**What is asked:**
Repeat all entries exactly.

**Available records:**
+++
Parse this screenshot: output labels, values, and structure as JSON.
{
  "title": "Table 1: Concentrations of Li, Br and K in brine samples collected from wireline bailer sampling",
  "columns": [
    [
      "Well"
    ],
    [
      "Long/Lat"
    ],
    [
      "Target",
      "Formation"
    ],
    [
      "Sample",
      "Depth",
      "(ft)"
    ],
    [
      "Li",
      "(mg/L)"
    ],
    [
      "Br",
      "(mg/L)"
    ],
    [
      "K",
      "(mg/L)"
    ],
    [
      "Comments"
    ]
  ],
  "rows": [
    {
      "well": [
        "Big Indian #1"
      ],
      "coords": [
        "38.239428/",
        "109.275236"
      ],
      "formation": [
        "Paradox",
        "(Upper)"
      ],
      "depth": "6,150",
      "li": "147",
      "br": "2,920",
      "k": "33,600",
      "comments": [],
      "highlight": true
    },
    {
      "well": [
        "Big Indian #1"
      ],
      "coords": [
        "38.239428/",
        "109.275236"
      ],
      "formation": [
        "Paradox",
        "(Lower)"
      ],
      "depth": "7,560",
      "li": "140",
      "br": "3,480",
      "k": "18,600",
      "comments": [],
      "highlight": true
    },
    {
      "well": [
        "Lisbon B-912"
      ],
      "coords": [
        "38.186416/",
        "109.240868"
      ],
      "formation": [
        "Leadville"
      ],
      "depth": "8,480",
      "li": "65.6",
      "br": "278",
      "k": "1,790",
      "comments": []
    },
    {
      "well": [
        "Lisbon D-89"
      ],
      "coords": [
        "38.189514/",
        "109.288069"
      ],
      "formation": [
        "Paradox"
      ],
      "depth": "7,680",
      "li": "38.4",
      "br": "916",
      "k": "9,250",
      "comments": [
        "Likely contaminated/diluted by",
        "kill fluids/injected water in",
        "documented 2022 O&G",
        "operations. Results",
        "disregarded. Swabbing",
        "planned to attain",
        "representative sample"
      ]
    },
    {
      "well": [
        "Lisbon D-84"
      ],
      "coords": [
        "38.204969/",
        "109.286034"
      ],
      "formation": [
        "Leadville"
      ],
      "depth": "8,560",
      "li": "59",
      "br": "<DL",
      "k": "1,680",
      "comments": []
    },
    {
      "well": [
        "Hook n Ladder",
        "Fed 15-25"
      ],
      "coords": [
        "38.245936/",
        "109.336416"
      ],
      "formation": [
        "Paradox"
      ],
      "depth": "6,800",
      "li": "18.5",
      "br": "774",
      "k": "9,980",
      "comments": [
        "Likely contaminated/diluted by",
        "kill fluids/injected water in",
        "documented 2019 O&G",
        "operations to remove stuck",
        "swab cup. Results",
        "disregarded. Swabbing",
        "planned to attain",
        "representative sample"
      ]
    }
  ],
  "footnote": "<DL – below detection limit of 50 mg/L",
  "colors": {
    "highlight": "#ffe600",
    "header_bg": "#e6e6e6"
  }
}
+++
**Task output:**
Parse this screenshot: output labels, values, and structure as JSON.
{
  "title": "Table 1: Concentrations of Li, Br and K in brine samples collected from wireline bailer sampling",
  "columns": [
    [
      "Well"
    ],
    [
      "Long/Lat"
    ],
    [
      "Target",
      "Formation"
    ],
    [
      "Sample",
      "Depth",
      "(ft)"
    ],
    [
      "Li",
      "(mg/L)"
    ],
    [
      "Br",
      "(mg/L)"
    ],
    [
      "K",
      "(mg/L)"
    ],
    [
      "Comments"
    ]
  ],
  "rows": [
    {
      "well": [
        "Big Indian #1"
      ],
      "coords": [
        "38.239428/",
        "109.275236"
      ],
      "formation": [
        "Paradox",
        "(Upper)"
      ],
      "depth": "6,150",
      "li": "147",
      "br": "2,920",
      "k": "33,600",
      "comments": [],
      "highlight": true
    },
    {
      "well": [
        "Big Indian #1"
      ],
      "coords": [
        "38.239428/",
        "109.275236"
      ],
      "formation": [
        "Paradox",
        "(Lower)"
      ],
      "depth": "7,560",
      "li": "140",
      "br": "3,480",
      "k": "18,600",
      "comments": [],
      "highlight": true
    },
    {
      "well": [
        "Lisbon B-912"
      ],
      "coords": [
        "38.186416/",
        "109.240868"
      ],
      "formation": [
        "Leadville"
      ],
      "depth": "8,480",
      "li": "65.6",
      "br": "278",
      "k": "1,790",
      "comments": []
    },
    {
      "well": [
        "Lisbon D-89"
      ],
      "coords": [
        "38.189514/",
        "109.288069"
      ],
      "formation": [
        "Paradox"
      ],
      "depth": "7,680",
      "li": "38.4",
      "br": "916",
      "k": "9,250",
      "comments": [
        "Likely contaminated/diluted by",
        "kill fluids/injected water in",
        "documented 2022 O&G",
        "operations. Results",
        "disregarded. Swabbing",
        "planned to attain",
        "representative sample"
      ]
    },
    {
      "well": [
        "Lisbon D-84"
      ],
      "coords": [
        "38.204969/",
        "109.286034"
      ],
      "formation": [
        "Leadville"
      ],
      "depth": "8,560",
      "li": "59",
      "br": "<DL",
      "k": "1,680",
      "comments": []
    },
    {
      "well": [
        "Hook n Ladder",
        "Fed 15-25"
      ],
      "coords": [
        "38.245936/",
        "109.336416"
      ],
      "formation": [
        "Paradox"
      ],
      "depth": "6,800",
      "li": "18.5",
      "br": "774",
      "k": "9,980",
      "comments": [
        "Likely contaminated/diluted by",
        "kill fluids/injected water in",
        "documented 2019 O&G",
        "operations to remove stuck",
        "swab cup. Results",
        "disregarded. Swabbing",
        "planned to attain",
        "representative sample"
      ]
    }
  ],
  "footnote": "<DL – below detection limit of 50 mg/L",
  "colors": {
    "highlight": "#ffe600",
    "header_bg": "#e6e6e6"
  }
}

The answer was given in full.